→ Short exercise: Return every line below in which "title" appears.

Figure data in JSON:
- - -

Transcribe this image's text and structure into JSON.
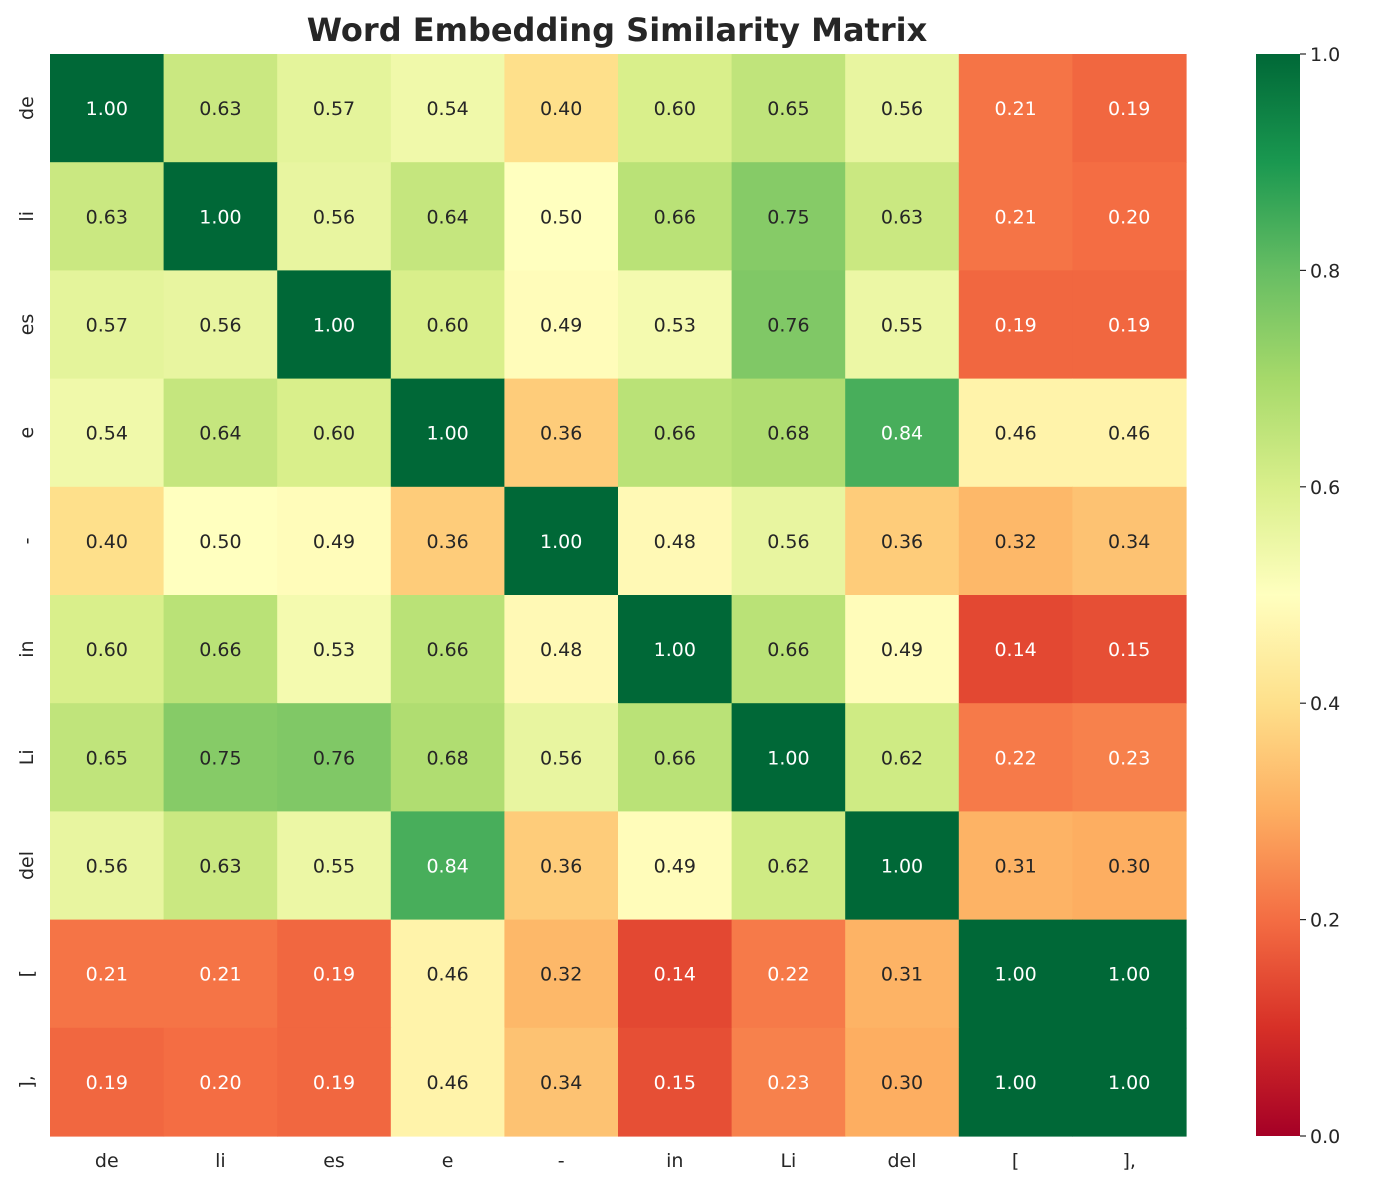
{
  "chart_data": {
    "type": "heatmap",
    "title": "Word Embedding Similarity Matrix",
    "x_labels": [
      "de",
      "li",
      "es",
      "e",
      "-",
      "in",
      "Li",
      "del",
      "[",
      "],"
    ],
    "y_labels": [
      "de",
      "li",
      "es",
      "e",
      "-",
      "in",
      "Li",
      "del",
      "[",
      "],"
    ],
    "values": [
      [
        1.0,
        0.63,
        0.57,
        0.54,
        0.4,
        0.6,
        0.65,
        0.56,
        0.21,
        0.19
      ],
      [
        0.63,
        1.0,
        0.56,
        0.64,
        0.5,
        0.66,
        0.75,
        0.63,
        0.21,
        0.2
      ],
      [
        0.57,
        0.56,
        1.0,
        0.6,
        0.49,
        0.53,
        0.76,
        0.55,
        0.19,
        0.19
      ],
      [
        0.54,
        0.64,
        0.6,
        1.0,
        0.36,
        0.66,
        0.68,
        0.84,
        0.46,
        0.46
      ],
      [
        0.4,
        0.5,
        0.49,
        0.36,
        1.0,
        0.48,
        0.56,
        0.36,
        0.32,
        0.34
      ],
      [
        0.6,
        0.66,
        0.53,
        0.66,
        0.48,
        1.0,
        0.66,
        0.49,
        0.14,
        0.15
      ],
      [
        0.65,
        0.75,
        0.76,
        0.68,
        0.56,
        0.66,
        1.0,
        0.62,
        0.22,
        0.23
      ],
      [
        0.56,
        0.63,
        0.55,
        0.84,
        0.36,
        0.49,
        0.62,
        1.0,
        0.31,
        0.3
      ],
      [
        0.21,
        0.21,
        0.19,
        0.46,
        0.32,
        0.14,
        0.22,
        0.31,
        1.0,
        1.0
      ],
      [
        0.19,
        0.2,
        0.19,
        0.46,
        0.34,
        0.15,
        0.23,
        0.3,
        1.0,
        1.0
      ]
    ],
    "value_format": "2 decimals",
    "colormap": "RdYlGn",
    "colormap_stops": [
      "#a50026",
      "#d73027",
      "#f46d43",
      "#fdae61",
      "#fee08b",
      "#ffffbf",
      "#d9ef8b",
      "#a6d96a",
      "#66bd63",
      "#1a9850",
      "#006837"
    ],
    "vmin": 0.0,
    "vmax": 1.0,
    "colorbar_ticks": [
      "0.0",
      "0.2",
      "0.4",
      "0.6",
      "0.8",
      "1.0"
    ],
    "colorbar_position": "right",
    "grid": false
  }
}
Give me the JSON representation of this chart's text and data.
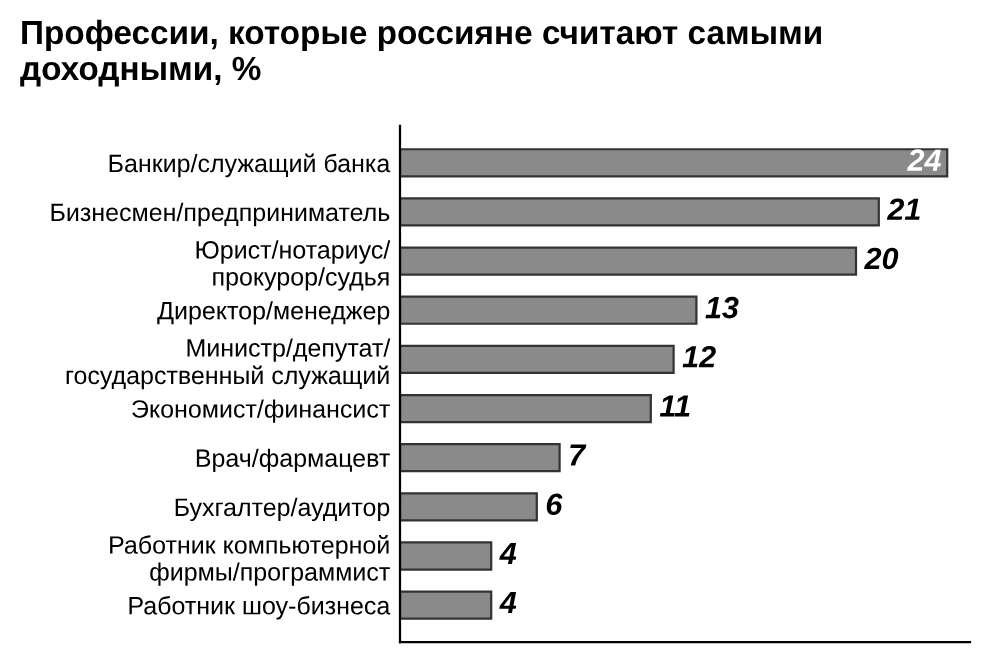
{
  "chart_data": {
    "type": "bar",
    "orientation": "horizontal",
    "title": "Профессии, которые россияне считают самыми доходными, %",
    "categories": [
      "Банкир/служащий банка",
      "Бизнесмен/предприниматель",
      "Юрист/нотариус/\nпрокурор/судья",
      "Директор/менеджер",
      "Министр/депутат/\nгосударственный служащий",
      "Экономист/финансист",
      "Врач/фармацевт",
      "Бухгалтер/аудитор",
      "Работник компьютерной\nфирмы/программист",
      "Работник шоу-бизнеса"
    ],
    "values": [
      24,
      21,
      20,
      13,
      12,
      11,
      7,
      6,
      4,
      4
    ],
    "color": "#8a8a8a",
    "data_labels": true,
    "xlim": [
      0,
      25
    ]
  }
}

- - -

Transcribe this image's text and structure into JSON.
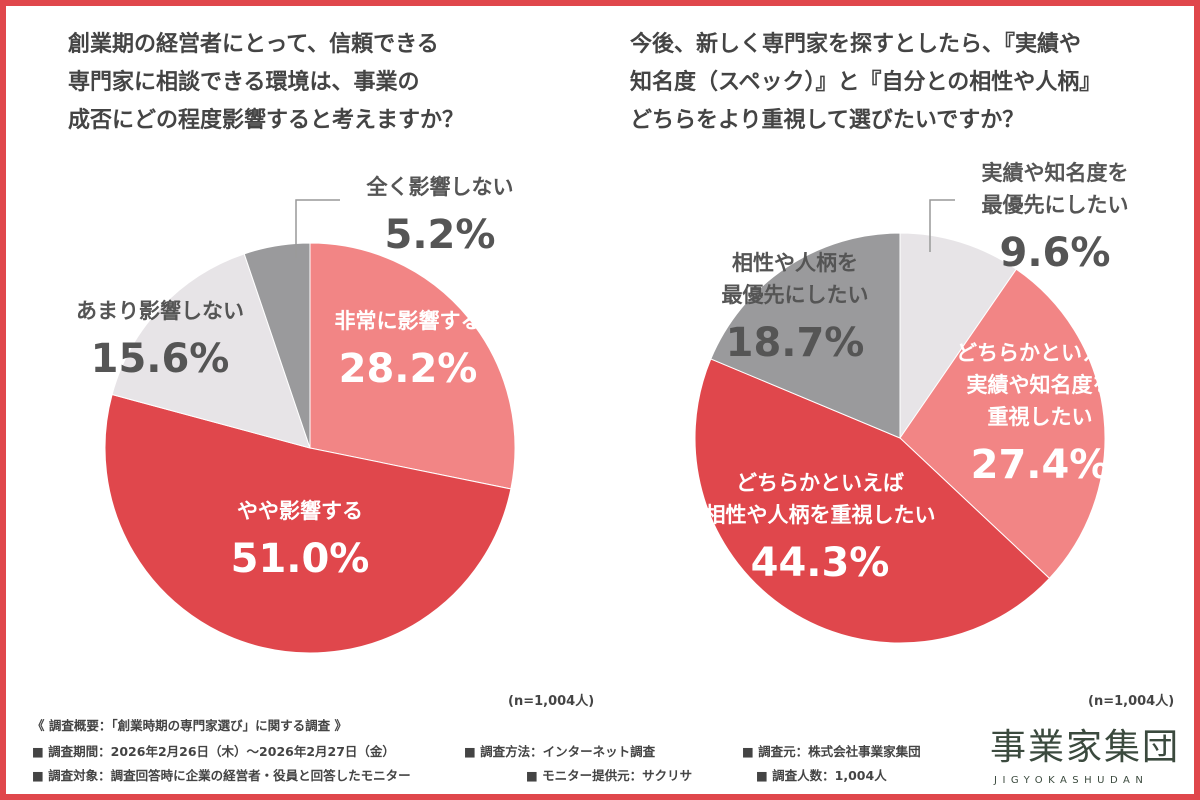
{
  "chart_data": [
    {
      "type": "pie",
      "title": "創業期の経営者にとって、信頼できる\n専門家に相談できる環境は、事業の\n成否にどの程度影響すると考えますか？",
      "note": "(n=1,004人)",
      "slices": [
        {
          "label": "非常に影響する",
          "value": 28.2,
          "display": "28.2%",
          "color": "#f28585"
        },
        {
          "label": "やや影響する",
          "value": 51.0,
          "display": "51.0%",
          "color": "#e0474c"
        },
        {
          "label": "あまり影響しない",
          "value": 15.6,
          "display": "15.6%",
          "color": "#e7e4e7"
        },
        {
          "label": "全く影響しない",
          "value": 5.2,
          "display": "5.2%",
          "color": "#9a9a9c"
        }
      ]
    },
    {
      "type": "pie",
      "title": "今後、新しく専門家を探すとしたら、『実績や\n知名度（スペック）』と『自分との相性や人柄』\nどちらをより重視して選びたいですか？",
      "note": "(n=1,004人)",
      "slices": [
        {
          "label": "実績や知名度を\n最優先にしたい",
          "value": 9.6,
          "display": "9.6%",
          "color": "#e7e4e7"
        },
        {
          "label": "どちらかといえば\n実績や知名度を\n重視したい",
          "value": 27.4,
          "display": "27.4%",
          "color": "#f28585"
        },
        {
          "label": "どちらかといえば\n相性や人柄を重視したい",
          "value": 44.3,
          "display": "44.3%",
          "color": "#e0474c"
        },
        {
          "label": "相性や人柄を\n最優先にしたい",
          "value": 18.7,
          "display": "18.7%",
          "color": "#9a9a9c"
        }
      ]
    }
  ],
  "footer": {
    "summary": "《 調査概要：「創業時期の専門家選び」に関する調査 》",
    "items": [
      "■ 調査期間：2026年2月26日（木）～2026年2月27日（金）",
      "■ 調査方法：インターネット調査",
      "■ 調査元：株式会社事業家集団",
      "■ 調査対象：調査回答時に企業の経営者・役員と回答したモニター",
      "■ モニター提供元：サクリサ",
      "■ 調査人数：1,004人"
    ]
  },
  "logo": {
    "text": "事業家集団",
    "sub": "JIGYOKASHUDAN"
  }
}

- - -

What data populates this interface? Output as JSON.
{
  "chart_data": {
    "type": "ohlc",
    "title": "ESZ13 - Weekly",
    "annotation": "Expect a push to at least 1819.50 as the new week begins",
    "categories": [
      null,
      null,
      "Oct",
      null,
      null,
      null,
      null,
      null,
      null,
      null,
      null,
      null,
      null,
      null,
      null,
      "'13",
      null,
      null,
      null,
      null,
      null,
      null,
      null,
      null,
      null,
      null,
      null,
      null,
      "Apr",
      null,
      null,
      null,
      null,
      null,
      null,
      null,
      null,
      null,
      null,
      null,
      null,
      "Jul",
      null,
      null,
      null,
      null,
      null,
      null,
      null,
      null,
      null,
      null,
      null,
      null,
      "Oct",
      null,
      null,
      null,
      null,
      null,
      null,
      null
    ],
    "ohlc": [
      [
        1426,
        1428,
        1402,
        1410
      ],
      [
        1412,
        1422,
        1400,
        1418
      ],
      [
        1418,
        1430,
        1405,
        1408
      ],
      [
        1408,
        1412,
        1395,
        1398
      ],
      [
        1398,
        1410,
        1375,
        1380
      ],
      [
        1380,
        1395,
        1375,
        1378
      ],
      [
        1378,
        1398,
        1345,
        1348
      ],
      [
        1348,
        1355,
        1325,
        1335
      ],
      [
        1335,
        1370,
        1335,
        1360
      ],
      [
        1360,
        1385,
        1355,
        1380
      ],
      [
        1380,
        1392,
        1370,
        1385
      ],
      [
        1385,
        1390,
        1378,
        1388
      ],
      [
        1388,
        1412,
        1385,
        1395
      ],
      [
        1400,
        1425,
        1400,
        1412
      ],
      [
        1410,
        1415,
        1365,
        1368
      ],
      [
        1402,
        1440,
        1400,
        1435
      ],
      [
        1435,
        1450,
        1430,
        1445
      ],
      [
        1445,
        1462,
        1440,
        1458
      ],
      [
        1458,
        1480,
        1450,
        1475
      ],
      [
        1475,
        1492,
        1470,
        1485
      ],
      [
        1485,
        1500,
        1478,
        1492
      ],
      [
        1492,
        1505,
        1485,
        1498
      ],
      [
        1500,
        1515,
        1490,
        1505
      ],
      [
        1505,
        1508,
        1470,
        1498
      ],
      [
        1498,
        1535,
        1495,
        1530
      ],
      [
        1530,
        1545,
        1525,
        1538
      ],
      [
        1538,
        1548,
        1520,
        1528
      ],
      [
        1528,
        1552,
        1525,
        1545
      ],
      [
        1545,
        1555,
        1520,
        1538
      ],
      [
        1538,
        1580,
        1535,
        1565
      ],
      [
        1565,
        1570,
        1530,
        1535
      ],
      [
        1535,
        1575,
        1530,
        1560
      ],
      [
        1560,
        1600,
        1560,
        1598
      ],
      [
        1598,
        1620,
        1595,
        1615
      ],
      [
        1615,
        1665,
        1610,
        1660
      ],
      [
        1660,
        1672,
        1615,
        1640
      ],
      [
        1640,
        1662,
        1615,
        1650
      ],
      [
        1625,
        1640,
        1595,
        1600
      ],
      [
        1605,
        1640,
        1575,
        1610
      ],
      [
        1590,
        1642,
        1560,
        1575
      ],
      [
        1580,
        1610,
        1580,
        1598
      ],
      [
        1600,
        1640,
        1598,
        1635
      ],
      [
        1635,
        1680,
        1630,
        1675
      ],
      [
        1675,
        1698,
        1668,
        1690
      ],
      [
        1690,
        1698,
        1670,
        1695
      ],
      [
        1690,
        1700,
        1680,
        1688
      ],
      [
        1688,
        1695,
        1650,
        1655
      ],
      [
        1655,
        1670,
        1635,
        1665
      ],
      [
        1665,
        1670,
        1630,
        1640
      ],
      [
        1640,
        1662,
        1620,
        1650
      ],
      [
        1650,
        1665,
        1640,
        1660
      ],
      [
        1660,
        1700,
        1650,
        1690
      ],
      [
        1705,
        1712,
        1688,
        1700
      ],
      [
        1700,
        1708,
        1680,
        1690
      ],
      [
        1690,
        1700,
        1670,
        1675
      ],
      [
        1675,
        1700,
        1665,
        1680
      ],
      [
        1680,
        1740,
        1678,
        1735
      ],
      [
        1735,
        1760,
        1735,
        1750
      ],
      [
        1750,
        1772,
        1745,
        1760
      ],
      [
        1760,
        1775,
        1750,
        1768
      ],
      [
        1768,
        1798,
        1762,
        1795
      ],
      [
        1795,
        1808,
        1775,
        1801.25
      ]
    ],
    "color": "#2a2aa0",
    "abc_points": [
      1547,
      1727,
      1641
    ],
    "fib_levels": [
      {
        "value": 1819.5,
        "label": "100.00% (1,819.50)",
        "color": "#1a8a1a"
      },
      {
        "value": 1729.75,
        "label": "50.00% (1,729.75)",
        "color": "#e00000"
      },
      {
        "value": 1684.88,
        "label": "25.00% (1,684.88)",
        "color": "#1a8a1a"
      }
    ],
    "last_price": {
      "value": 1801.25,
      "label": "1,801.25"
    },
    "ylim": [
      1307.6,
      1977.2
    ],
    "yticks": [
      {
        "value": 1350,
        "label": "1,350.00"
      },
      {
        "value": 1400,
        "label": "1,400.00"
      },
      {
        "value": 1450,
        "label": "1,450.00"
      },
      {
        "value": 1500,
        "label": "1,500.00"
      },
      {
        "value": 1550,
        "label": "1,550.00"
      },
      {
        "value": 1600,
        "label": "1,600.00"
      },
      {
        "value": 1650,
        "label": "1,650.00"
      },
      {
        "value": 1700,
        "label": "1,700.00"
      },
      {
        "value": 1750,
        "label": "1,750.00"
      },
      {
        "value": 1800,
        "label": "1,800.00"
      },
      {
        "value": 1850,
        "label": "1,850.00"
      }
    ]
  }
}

- - -

→ Solved exercise:
    "title": "Word Embedding Similarity Matrix",
    "title": "Профессии, которые россияне считают самыми доходными, %",
      "title": "創業期の経営者にとって、信頼できる\n専門家に相談できる環境は、事業の\n成否にどの程度影響すると考えますか？",
      "title": "今後、新しく専門家を探すとしたら、『実績や\n知名度（スペック）』と『自分との相性や人柄』\nどちらをより重視して選びたいですか？",
    "title": "ESZ13 - Weekly",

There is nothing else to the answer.